Dataset entries
***

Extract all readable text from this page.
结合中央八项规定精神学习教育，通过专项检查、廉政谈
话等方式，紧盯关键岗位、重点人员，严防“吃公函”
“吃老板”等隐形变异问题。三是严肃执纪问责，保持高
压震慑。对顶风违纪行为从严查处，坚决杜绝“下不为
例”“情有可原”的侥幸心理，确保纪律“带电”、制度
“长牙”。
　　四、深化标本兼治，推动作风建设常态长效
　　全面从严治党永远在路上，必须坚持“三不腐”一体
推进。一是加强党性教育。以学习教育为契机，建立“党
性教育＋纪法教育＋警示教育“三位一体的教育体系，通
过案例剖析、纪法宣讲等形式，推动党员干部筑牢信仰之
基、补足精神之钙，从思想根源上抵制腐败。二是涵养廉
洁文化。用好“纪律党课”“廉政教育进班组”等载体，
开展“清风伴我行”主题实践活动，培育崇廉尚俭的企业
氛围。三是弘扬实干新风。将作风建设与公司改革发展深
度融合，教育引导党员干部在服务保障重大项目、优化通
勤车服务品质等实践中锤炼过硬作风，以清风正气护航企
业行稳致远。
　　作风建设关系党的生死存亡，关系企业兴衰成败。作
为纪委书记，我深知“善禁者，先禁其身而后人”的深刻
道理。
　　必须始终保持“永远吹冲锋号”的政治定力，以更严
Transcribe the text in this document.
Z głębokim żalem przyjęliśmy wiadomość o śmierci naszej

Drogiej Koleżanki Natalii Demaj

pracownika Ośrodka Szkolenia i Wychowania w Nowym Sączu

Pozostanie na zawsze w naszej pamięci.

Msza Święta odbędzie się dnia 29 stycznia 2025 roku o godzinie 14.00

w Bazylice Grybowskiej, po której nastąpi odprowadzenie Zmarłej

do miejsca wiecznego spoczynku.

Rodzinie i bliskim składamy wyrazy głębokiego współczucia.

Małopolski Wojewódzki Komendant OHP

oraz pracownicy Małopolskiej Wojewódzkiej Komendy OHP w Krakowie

***

**Short exercise**
Reproduce the full listing word for word.

**Task output**
Extract all readable text from this page.
结合中央八项规定精神学习教育，通过专项检查、廉政谈
话等方式，紧盯关键岗位、重点人员，严防“吃公函”
“吃老板”等隐形变异问题。三是严肃执纪问责，保持高
压震慑。对顶风违纪行为从严查处，坚决杜绝“下不为
例”“情有可原”的侥幸心理，确保纪律“带电”、制度
“长牙”。
　　四、深化标本兼治，推动作风建设常态长效
　　全面从严治党永远在路上，必须坚持“三不腐”一体
推进。一是加强党性教育。以学习教育为契机，建立“党
性教育＋纪法教育＋警示教育“三位一体的教育体系，通
过案例剖析、纪法宣讲等形式，推动党员干部筑牢信仰之
基、补足精神之钙，从思想根源上抵制腐败。二是涵养廉
洁文化。用好“纪律党课”“廉政教育进班组”等载体，
开展“清风伴我行”主题实践活动，培育崇廉尚俭的企业
氛围。三是弘扬实干新风。将作风建设与公司改革发展深
度融合，教育引导党员干部在服务保障重大项目、优化通
勤车服务品质等实践中锤炼过硬作风，以清风正气护航企
业行稳致远。
　　作风建设关系党的生死存亡，关系企业兴衰成败。作
为纪委书记，我深知“善禁者，先禁其身而后人”的深刻
道理。
　　必须始终保持“永远吹冲锋号”的政治定力，以更严
Transcribe the text in this document.
Z głębokim żalem przyjęliśmy wiadomość o śmierci naszej

Drogiej Koleżanki Natalii Demaj

pracownika Ośrodka Szkolenia i Wychowania w Nowym Sączu

Pozostanie na zawsze w naszej pamięci.

Msza Święta odbędzie się dnia 29 stycznia 2025 roku o godzinie 14.00

w Bazylice Grybowskiej, po której nastąpi odprowadzenie Zmarłej

do miejsca wiecznego spoczynku.

Rodzinie i bliskim składamy wyrazy głębokiego współczucia.

Małopolski Wojewódzki Komendant OHP

oraz pracownicy Małopolskiej Wojewódzkiej Komendy OHP w Krakowie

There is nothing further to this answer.